[START OF Exercise inputs]
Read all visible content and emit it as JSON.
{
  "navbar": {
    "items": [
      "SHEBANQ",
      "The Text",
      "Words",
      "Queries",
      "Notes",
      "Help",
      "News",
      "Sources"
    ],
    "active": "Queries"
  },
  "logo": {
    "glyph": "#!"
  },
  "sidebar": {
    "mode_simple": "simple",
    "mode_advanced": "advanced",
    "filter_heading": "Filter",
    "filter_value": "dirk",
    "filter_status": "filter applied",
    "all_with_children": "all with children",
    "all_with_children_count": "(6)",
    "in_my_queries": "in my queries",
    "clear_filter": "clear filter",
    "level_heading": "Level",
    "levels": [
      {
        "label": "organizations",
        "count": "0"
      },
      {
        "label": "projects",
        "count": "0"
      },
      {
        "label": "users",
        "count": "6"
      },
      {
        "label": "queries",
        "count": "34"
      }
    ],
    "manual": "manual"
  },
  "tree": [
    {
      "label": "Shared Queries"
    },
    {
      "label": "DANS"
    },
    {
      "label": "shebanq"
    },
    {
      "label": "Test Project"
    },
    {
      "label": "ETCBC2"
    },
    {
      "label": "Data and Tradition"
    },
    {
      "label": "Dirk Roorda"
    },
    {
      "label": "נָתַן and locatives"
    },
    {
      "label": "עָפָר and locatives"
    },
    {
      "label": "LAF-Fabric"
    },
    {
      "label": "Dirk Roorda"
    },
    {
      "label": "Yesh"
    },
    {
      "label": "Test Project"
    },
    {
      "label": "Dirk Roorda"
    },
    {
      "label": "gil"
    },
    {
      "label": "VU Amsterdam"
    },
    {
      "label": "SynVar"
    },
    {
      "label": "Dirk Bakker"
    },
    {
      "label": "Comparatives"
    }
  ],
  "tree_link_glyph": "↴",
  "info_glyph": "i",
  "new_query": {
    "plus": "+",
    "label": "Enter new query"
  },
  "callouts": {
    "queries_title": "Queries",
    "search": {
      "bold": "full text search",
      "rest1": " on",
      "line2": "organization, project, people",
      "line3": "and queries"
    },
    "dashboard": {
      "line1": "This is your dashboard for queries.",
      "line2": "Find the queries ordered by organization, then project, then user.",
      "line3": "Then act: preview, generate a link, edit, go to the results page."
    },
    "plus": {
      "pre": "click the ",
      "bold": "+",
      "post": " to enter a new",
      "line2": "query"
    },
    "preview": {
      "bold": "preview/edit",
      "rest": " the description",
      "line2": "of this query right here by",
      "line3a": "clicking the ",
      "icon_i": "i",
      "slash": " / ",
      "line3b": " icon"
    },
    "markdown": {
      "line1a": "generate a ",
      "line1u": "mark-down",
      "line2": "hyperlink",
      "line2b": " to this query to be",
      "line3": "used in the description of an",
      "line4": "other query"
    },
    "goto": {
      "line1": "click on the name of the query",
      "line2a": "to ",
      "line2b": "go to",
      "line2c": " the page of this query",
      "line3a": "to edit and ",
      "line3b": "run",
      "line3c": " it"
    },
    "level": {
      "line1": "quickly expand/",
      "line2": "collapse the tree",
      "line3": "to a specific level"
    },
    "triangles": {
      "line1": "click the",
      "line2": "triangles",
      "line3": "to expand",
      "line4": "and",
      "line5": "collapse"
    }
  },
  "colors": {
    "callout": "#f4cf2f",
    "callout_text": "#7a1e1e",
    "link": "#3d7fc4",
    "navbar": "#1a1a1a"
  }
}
[END OF Exercise inputs]
=== Aim of the task ===
Each line above that holds the string "bold" should be copied and shown.

=== Solution to this task ===
      "bold": "full text search",
      "bold": "+",
      "bold": "preview/edit",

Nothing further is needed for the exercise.